What you need to do
Copy every entry exactly as given, minus the images.

— START Data excerpts —

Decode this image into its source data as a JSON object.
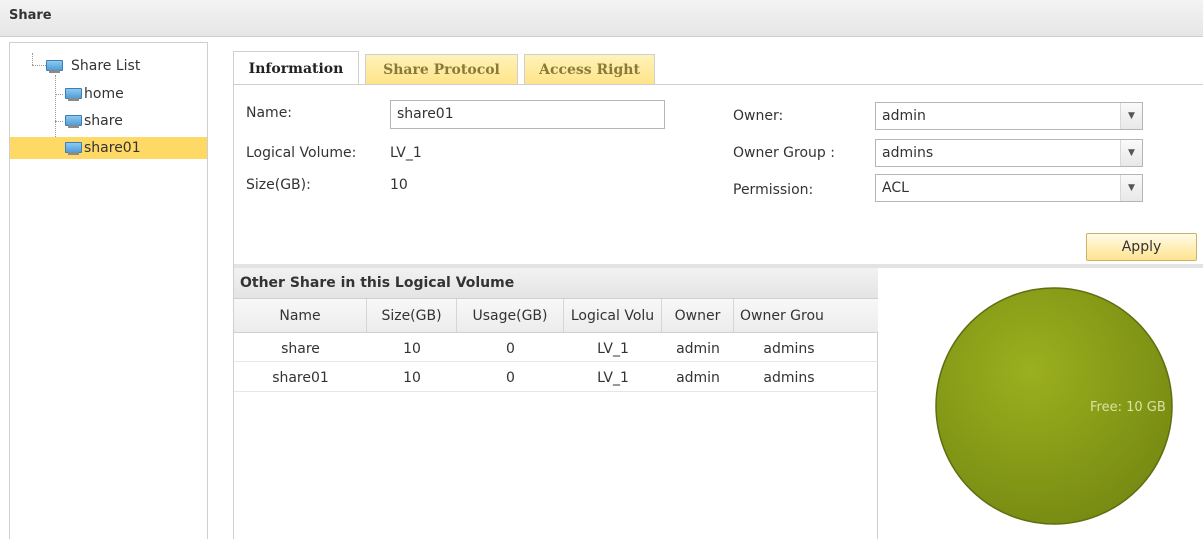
{
  "window": {
    "title": "Share"
  },
  "tree": {
    "root_label": "Share List",
    "items": [
      {
        "label": "home",
        "selected": false
      },
      {
        "label": "share",
        "selected": false
      },
      {
        "label": "share01",
        "selected": true
      }
    ]
  },
  "tabs": [
    {
      "label": "Information",
      "active": true
    },
    {
      "label": "Share Protocol",
      "active": false
    },
    {
      "label": "Access Right",
      "active": false
    }
  ],
  "form": {
    "name_label": "Name:",
    "name_value": "share01",
    "logical_volume_label": "Logical Volume:",
    "logical_volume_value": "LV_1",
    "size_label": "Size(GB):",
    "size_value": "10",
    "owner_label": "Owner:",
    "owner_value": "admin",
    "owner_group_label": "Owner Group :",
    "owner_group_value": "admins",
    "permission_label": "Permission:",
    "permission_value": "ACL",
    "apply_label": "Apply"
  },
  "grid": {
    "title": "Other Share in this Logical Volume",
    "columns": [
      "Name",
      "Size(GB)",
      "Usage(GB)",
      "Logical Volu",
      "Owner",
      "Owner Grou"
    ],
    "rows": [
      [
        "share",
        "10",
        "0",
        "LV_1",
        "admin",
        "admins"
      ],
      [
        "share01",
        "10",
        "0",
        "LV_1",
        "admin",
        "admins"
      ]
    ]
  },
  "chart_data": {
    "type": "pie",
    "slices": [
      {
        "label": "Free: 10 GB",
        "value": 10,
        "color": "#8a9e16"
      }
    ]
  },
  "colors": {
    "selected_bg": "#ffd966",
    "tab_inactive": "#ffe48a",
    "pie_fill": "#8a9e16"
  }
}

— END Data excerpts —

In response
Decode this image into its source data as a JSON object.
{
  "window": {
    "title": "Share"
  },
  "tree": {
    "root_label": "Share List",
    "items": [
      {
        "label": "home",
        "selected": false
      },
      {
        "label": "share",
        "selected": false
      },
      {
        "label": "share01",
        "selected": true
      }
    ]
  },
  "tabs": [
    {
      "label": "Information",
      "active": true
    },
    {
      "label": "Share Protocol",
      "active": false
    },
    {
      "label": "Access Right",
      "active": false
    }
  ],
  "form": {
    "name_label": "Name:",
    "name_value": "share01",
    "logical_volume_label": "Logical Volume:",
    "logical_volume_value": "LV_1",
    "size_label": "Size(GB):",
    "size_value": "10",
    "owner_label": "Owner:",
    "owner_value": "admin",
    "owner_group_label": "Owner Group :",
    "owner_group_value": "admins",
    "permission_label": "Permission:",
    "permission_value": "ACL",
    "apply_label": "Apply"
  },
  "grid": {
    "title": "Other Share in this Logical Volume",
    "columns": [
      "Name",
      "Size(GB)",
      "Usage(GB)",
      "Logical Volu",
      "Owner",
      "Owner Grou"
    ],
    "rows": [
      [
        "share",
        "10",
        "0",
        "LV_1",
        "admin",
        "admins"
      ],
      [
        "share01",
        "10",
        "0",
        "LV_1",
        "admin",
        "admins"
      ]
    ]
  },
  "chart_data": {
    "type": "pie",
    "slices": [
      {
        "label": "Free: 10 GB",
        "value": 10,
        "color": "#8a9e16"
      }
    ]
  },
  "colors": {
    "selected_bg": "#ffd966",
    "tab_inactive": "#ffe48a",
    "pie_fill": "#8a9e16"
  }
}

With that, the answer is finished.